What is asked >>
Transcribe the records below exactly.

▬▬▬▬▬▬▬▬▬▬

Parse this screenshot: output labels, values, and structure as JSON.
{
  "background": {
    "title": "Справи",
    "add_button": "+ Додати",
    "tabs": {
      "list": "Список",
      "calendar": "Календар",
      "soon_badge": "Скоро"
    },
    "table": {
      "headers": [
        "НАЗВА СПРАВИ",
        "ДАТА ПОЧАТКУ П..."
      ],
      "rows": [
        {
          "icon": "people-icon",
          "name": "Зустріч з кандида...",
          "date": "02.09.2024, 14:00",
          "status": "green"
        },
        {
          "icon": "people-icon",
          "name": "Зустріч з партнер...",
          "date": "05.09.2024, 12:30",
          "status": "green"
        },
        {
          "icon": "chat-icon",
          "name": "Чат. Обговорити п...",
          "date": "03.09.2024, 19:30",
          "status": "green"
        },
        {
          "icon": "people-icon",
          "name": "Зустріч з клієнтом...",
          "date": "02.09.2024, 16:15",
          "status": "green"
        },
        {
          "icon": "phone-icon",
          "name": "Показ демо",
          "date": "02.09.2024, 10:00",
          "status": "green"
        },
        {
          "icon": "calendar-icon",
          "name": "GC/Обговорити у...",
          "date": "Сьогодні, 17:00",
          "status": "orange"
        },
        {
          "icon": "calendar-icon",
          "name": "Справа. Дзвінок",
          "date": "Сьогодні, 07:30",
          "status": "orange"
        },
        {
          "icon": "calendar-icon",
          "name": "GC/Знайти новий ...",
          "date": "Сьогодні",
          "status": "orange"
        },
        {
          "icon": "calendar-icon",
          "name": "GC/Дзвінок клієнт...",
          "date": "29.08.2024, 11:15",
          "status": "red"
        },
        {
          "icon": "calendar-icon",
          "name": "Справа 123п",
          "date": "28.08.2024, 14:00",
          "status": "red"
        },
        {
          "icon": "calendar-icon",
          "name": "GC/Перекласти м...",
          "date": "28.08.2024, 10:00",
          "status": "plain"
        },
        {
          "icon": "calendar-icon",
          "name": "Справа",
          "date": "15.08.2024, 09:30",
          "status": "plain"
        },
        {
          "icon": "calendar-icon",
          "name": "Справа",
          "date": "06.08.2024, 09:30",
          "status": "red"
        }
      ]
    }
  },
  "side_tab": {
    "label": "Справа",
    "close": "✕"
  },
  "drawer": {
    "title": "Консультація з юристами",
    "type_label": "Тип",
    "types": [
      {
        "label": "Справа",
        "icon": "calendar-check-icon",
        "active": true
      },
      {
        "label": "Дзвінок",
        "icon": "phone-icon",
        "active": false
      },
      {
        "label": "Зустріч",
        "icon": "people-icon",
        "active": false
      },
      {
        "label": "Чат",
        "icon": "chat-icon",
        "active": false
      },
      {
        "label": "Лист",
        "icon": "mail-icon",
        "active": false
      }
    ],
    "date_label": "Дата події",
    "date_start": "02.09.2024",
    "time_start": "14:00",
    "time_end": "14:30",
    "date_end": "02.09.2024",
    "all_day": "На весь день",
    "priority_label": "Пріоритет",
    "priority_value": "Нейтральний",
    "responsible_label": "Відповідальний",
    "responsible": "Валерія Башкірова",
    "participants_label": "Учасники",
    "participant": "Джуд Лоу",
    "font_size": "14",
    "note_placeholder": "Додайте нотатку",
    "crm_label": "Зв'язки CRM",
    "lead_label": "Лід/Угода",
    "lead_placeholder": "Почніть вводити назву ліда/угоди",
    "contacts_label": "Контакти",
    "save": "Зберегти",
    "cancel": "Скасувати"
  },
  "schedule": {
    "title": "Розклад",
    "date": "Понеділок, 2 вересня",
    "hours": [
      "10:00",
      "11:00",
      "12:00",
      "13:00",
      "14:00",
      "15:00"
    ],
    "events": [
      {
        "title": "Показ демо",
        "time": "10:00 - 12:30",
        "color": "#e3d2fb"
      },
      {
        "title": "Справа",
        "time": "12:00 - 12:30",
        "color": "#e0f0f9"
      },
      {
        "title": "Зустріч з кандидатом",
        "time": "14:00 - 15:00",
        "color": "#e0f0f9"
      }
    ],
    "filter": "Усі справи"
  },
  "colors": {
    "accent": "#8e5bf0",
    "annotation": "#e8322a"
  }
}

▬▬▬▬▬▬▬▬▬▬

Task response >>
Parse this screenshot: output labels, values, and structure as JSON.
{
  "background": {
    "title": "Справи",
    "add_button": "+ Додати",
    "tabs": {
      "list": "Список",
      "calendar": "Календар",
      "soon_badge": "Скоро"
    },
    "table": {
      "headers": [
        "НАЗВА СПРАВИ",
        "ДАТА ПОЧАТКУ П..."
      ],
      "rows": [
        {
          "icon": "people-icon",
          "name": "Зустріч з кандида...",
          "date": "02.09.2024, 14:00",
          "status": "green"
        },
        {
          "icon": "people-icon",
          "name": "Зустріч з партнер...",
          "date": "05.09.2024, 12:30",
          "status": "green"
        },
        {
          "icon": "chat-icon",
          "name": "Чат. Обговорити п...",
          "date": "03.09.2024, 19:30",
          "status": "green"
        },
        {
          "icon": "people-icon",
          "name": "Зустріч з клієнтом...",
          "date": "02.09.2024, 16:15",
          "status": "green"
        },
        {
          "icon": "phone-icon",
          "name": "Показ демо",
          "date": "02.09.2024, 10:00",
          "status": "green"
        },
        {
          "icon": "calendar-icon",
          "name": "GC/Обговорити у...",
          "date": "Сьогодні, 17:00",
          "status": "orange"
        },
        {
          "icon": "calendar-icon",
          "name": "Справа. Дзвінок",
          "date": "Сьогодні, 07:30",
          "status": "orange"
        },
        {
          "icon": "calendar-icon",
          "name": "GC/Знайти новий ...",
          "date": "Сьогодні",
          "status": "orange"
        },
        {
          "icon": "calendar-icon",
          "name": "GC/Дзвінок клієнт...",
          "date": "29.08.2024, 11:15",
          "status": "red"
        },
        {
          "icon": "calendar-icon",
          "name": "Справа 123п",
          "date": "28.08.2024, 14:00",
          "status": "red"
        },
        {
          "icon": "calendar-icon",
          "name": "GC/Перекласти м...",
          "date": "28.08.2024, 10:00",
          "status": "plain"
        },
        {
          "icon": "calendar-icon",
          "name": "Справа",
          "date": "15.08.2024, 09:30",
          "status": "plain"
        },
        {
          "icon": "calendar-icon",
          "name": "Справа",
          "date": "06.08.2024, 09:30",
          "status": "red"
        }
      ]
    }
  },
  "side_tab": {
    "label": "Справа",
    "close": "✕"
  },
  "drawer": {
    "title": "Консультація з юристами",
    "type_label": "Тип",
    "types": [
      {
        "label": "Справа",
        "icon": "calendar-check-icon",
        "active": true
      },
      {
        "label": "Дзвінок",
        "icon": "phone-icon",
        "active": false
      },
      {
        "label": "Зустріч",
        "icon": "people-icon",
        "active": false
      },
      {
        "label": "Чат",
        "icon": "chat-icon",
        "active": false
      },
      {
        "label": "Лист",
        "icon": "mail-icon",
        "active": false
      }
    ],
    "date_label": "Дата події",
    "date_start": "02.09.2024",
    "time_start": "14:00",
    "time_end": "14:30",
    "date_end": "02.09.2024",
    "all_day": "На весь день",
    "priority_label": "Пріоритет",
    "priority_value": "Нейтральний",
    "responsible_label": "Відповідальний",
    "responsible": "Валерія Башкірова",
    "participants_label": "Учасники",
    "participant": "Джуд Лоу",
    "font_size": "14",
    "note_placeholder": "Додайте нотатку",
    "crm_label": "Зв'язки CRM",
    "lead_label": "Лід/Угода",
    "lead_placeholder": "Почніть вводити назву ліда/угоди",
    "contacts_label": "Контакти",
    "save": "Зберегти",
    "cancel": "Скасувати"
  },
  "schedule": {
    "title": "Розклад",
    "date": "Понеділок, 2 вересня",
    "hours": [
      "10:00",
      "11:00",
      "12:00",
      "13:00",
      "14:00",
      "15:00"
    ],
    "events": [
      {
        "title": "Показ демо",
        "time": "10:00 - 12:30",
        "color": "#e3d2fb"
      },
      {
        "title": "Справа",
        "time": "12:00 - 12:30",
        "color": "#e0f0f9"
      },
      {
        "title": "Зустріч з кандидатом",
        "time": "14:00 - 15:00",
        "color": "#e0f0f9"
      }
    ],
    "filter": "Усі справи"
  },
  "colors": {
    "accent": "#8e5bf0",
    "annotation": "#e8322a"
  }
}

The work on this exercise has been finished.